■ **TASK GOAL**
Write out all of the lines below, exactly and completely.

--- Start ---

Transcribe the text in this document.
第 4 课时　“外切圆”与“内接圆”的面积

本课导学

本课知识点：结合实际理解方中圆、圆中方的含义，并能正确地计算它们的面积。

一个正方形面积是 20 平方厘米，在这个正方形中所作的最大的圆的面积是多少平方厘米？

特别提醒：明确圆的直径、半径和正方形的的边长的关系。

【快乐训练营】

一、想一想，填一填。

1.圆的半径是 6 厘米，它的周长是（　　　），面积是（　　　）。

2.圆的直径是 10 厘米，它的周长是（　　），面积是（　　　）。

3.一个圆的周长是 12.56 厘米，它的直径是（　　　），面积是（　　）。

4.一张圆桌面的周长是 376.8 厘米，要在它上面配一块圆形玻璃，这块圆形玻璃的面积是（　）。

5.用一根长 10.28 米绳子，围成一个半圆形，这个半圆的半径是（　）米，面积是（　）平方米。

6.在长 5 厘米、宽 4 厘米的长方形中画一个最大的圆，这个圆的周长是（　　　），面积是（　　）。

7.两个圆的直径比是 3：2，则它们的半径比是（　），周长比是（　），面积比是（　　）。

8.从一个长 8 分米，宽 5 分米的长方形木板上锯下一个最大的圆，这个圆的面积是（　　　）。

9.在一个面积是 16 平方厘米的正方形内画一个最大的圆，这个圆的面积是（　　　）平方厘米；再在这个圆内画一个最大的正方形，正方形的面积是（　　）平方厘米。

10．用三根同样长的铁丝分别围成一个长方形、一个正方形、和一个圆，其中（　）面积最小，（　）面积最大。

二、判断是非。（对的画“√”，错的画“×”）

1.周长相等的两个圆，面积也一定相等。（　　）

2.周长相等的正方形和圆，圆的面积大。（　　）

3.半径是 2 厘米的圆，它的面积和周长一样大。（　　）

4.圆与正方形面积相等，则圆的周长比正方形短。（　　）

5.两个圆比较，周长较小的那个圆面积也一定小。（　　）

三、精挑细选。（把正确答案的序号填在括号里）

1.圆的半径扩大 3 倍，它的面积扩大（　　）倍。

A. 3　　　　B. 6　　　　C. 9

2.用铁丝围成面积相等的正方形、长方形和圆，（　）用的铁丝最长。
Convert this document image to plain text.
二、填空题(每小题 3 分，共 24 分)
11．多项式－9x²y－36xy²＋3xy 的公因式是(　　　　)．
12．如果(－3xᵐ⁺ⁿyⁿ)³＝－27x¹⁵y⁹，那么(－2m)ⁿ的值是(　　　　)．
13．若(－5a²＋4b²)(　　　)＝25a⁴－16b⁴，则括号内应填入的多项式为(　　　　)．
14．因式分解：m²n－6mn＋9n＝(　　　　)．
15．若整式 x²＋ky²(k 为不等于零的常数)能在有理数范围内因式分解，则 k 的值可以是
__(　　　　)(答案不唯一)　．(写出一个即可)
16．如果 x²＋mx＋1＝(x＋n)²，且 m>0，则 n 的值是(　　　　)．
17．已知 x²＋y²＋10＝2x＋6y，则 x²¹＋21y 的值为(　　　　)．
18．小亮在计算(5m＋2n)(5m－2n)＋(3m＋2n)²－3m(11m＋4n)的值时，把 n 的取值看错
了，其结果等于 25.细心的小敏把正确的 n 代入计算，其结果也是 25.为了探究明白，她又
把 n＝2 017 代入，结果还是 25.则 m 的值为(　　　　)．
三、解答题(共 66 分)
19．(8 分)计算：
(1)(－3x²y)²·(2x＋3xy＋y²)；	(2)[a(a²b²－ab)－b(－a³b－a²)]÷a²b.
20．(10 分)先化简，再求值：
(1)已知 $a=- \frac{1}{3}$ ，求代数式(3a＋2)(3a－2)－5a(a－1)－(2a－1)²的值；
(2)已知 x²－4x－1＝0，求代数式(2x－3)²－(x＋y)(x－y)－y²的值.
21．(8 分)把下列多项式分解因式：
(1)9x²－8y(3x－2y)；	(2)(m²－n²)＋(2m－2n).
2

--- End ---

■ **RESPONSE FOR THIS EXERCISE**
Transcribe the text in this document.
第 4 课时　“外切圆”与“内接圆”的面积

本课导学

本课知识点：结合实际理解方中圆、圆中方的含义，并能正确地计算它们的面积。

一个正方形面积是 20 平方厘米，在这个正方形中所作的最大的圆的面积是多少平方厘米？

特别提醒：明确圆的直径、半径和正方形的的边长的关系。

【快乐训练营】

一、想一想，填一填。

1.圆的半径是 6 厘米，它的周长是（　　　），面积是（　　　）。

2.圆的直径是 10 厘米，它的周长是（　　），面积是（　　　）。

3.一个圆的周长是 12.56 厘米，它的直径是（　　　），面积是（　　）。

4.一张圆桌面的周长是 376.8 厘米，要在它上面配一块圆形玻璃，这块圆形玻璃的面积是（　）。

5.用一根长 10.28 米绳子，围成一个半圆形，这个半圆的半径是（　）米，面积是（　）平方米。

6.在长 5 厘米、宽 4 厘米的长方形中画一个最大的圆，这个圆的周长是（　　　），面积是（　　）。

7.两个圆的直径比是 3：2，则它们的半径比是（　），周长比是（　），面积比是（　　）。

8.从一个长 8 分米，宽 5 分米的长方形木板上锯下一个最大的圆，这个圆的面积是（　　　）。

9.在一个面积是 16 平方厘米的正方形内画一个最大的圆，这个圆的面积是（　　　）平方厘米；再在这个圆内画一个最大的正方形，正方形的面积是（　　）平方厘米。

10．用三根同样长的铁丝分别围成一个长方形、一个正方形、和一个圆，其中（　）面积最小，（　）面积最大。

二、判断是非。（对的画“√”，错的画“×”）

1.周长相等的两个圆，面积也一定相等。（　　）

2.周长相等的正方形和圆，圆的面积大。（　　）

3.半径是 2 厘米的圆，它的面积和周长一样大。（　　）

4.圆与正方形面积相等，则圆的周长比正方形短。（　　）

5.两个圆比较，周长较小的那个圆面积也一定小。（　　）

三、精挑细选。（把正确答案的序号填在括号里）

1.圆的半径扩大 3 倍，它的面积扩大（　　）倍。

A. 3　　　　B. 6　　　　C. 9

2.用铁丝围成面积相等的正方形、长方形和圆，（　）用的铁丝最长。
Convert this document image to plain text.
二、填空题(每小题 3 分，共 24 分)
11．多项式－9x²y－36xy²＋3xy 的公因式是(　　　　)．
12．如果(－3xᵐ⁺ⁿyⁿ)³＝－27x¹⁵y⁹，那么(－2m)ⁿ的值是(　　　　)．
13．若(－5a²＋4b²)(　　　)＝25a⁴－16b⁴，则括号内应填入的多项式为(　　　　)．
14．因式分解：m²n－6mn＋9n＝(　　　　)．
15．若整式 x²＋ky²(k 为不等于零的常数)能在有理数范围内因式分解，则 k 的值可以是
__(　　　　)(答案不唯一)　．(写出一个即可)
16．如果 x²＋mx＋1＝(x＋n)²，且 m>0，则 n 的值是(　　　　)．
17．已知 x²＋y²＋10＝2x＋6y，则 x²¹＋21y 的值为(　　　　)．
18．小亮在计算(5m＋2n)(5m－2n)＋(3m＋2n)²－3m(11m＋4n)的值时，把 n 的取值看错
了，其结果等于 25.细心的小敏把正确的 n 代入计算，其结果也是 25.为了探究明白，她又
把 n＝2 017 代入，结果还是 25.则 m 的值为(　　　　)．
三、解答题(共 66 分)
19．(8 分)计算：
(1)(－3x²y)²·(2x＋3xy＋y²)；	(2)[a(a²b²－ab)－b(－a³b－a²)]÷a²b.
20．(10 分)先化简，再求值：
(1)已知 $a=- \frac{1}{3}$ ，求代数式(3a＋2)(3a－2)－5a(a－1)－(2a－1)²的值；
(2)已知 x²－4x－1＝0，求代数式(2x－3)²－(x＋y)(x－y)－y²的值.
21．(8 分)把下列多项式分解因式：
(1)9x²－8y(3x－2y)；	(2)(m²－n²)＋(2m－2n).
2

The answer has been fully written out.